→ RECORDS TO PROCESS
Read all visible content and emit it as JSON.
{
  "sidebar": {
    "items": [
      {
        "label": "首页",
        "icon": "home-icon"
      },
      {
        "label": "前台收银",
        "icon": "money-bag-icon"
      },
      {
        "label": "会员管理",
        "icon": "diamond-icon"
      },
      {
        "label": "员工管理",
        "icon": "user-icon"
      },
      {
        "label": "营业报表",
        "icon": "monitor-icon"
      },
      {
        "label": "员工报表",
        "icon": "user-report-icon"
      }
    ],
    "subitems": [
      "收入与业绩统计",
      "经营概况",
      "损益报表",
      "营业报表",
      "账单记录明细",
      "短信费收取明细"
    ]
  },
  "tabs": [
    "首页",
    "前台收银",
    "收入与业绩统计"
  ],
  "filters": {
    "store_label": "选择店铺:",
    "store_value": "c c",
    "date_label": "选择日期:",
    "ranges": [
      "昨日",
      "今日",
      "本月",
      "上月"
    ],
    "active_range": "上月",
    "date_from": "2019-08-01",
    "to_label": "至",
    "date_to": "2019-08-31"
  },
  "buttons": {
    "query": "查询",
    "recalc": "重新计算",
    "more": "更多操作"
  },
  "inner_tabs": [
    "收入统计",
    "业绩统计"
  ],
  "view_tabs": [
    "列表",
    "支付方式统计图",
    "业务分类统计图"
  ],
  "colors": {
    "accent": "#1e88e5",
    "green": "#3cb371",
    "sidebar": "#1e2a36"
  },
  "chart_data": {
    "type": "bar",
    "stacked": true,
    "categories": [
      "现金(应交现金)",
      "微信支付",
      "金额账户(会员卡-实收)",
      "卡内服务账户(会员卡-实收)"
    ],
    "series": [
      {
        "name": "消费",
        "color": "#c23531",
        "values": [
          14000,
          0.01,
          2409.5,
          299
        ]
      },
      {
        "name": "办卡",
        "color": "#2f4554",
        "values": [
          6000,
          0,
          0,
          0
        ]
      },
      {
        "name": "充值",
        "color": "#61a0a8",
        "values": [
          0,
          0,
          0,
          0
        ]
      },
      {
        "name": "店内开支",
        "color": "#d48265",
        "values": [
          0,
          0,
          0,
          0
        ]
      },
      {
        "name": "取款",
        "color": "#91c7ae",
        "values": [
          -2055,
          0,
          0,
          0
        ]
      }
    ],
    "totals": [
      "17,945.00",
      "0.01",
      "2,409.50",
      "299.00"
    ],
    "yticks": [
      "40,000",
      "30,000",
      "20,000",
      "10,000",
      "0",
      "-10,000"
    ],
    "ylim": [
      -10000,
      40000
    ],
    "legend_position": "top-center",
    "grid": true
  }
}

→ SET TASK
Retype the records in full. Keep every line identical to the original.

→ FULL RESPONSE
Read all visible content and emit it as JSON.
{
  "sidebar": {
    "items": [
      {
        "label": "首页",
        "icon": "home-icon"
      },
      {
        "label": "前台收银",
        "icon": "money-bag-icon"
      },
      {
        "label": "会员管理",
        "icon": "diamond-icon"
      },
      {
        "label": "员工管理",
        "icon": "user-icon"
      },
      {
        "label": "营业报表",
        "icon": "monitor-icon"
      },
      {
        "label": "员工报表",
        "icon": "user-report-icon"
      }
    ],
    "subitems": [
      "收入与业绩统计",
      "经营概况",
      "损益报表",
      "营业报表",
      "账单记录明细",
      "短信费收取明细"
    ]
  },
  "tabs": [
    "首页",
    "前台收银",
    "收入与业绩统计"
  ],
  "filters": {
    "store_label": "选择店铺:",
    "store_value": "c c",
    "date_label": "选择日期:",
    "ranges": [
      "昨日",
      "今日",
      "本月",
      "上月"
    ],
    "active_range": "上月",
    "date_from": "2019-08-01",
    "to_label": "至",
    "date_to": "2019-08-31"
  },
  "buttons": {
    "query": "查询",
    "recalc": "重新计算",
    "more": "更多操作"
  },
  "inner_tabs": [
    "收入统计",
    "业绩统计"
  ],
  "view_tabs": [
    "列表",
    "支付方式统计图",
    "业务分类统计图"
  ],
  "colors": {
    "accent": "#1e88e5",
    "green": "#3cb371",
    "sidebar": "#1e2a36"
  },
  "chart_data": {
    "type": "bar",
    "stacked": true,
    "categories": [
      "现金(应交现金)",
      "微信支付",
      "金额账户(会员卡-实收)",
      "卡内服务账户(会员卡-实收)"
    ],
    "series": [
      {
        "name": "消费",
        "color": "#c23531",
        "values": [
          14000,
          0.01,
          2409.5,
          299
        ]
      },
      {
        "name": "办卡",
        "color": "#2f4554",
        "values": [
          6000,
          0,
          0,
          0
        ]
      },
      {
        "name": "充值",
        "color": "#61a0a8",
        "values": [
          0,
          0,
          0,
          0
        ]
      },
      {
        "name": "店内开支",
        "color": "#d48265",
        "values": [
          0,
          0,
          0,
          0
        ]
      },
      {
        "name": "取款",
        "color": "#91c7ae",
        "values": [
          -2055,
          0,
          0,
          0
        ]
      }
    ],
    "totals": [
      "17,945.00",
      "0.01",
      "2,409.50",
      "299.00"
    ],
    "yticks": [
      "40,000",
      "30,000",
      "20,000",
      "10,000",
      "0",
      "-10,000"
    ],
    "ylim": [
      -10000,
      40000
    ],
    "legend_position": "top-center",
    "grid": true
  }
}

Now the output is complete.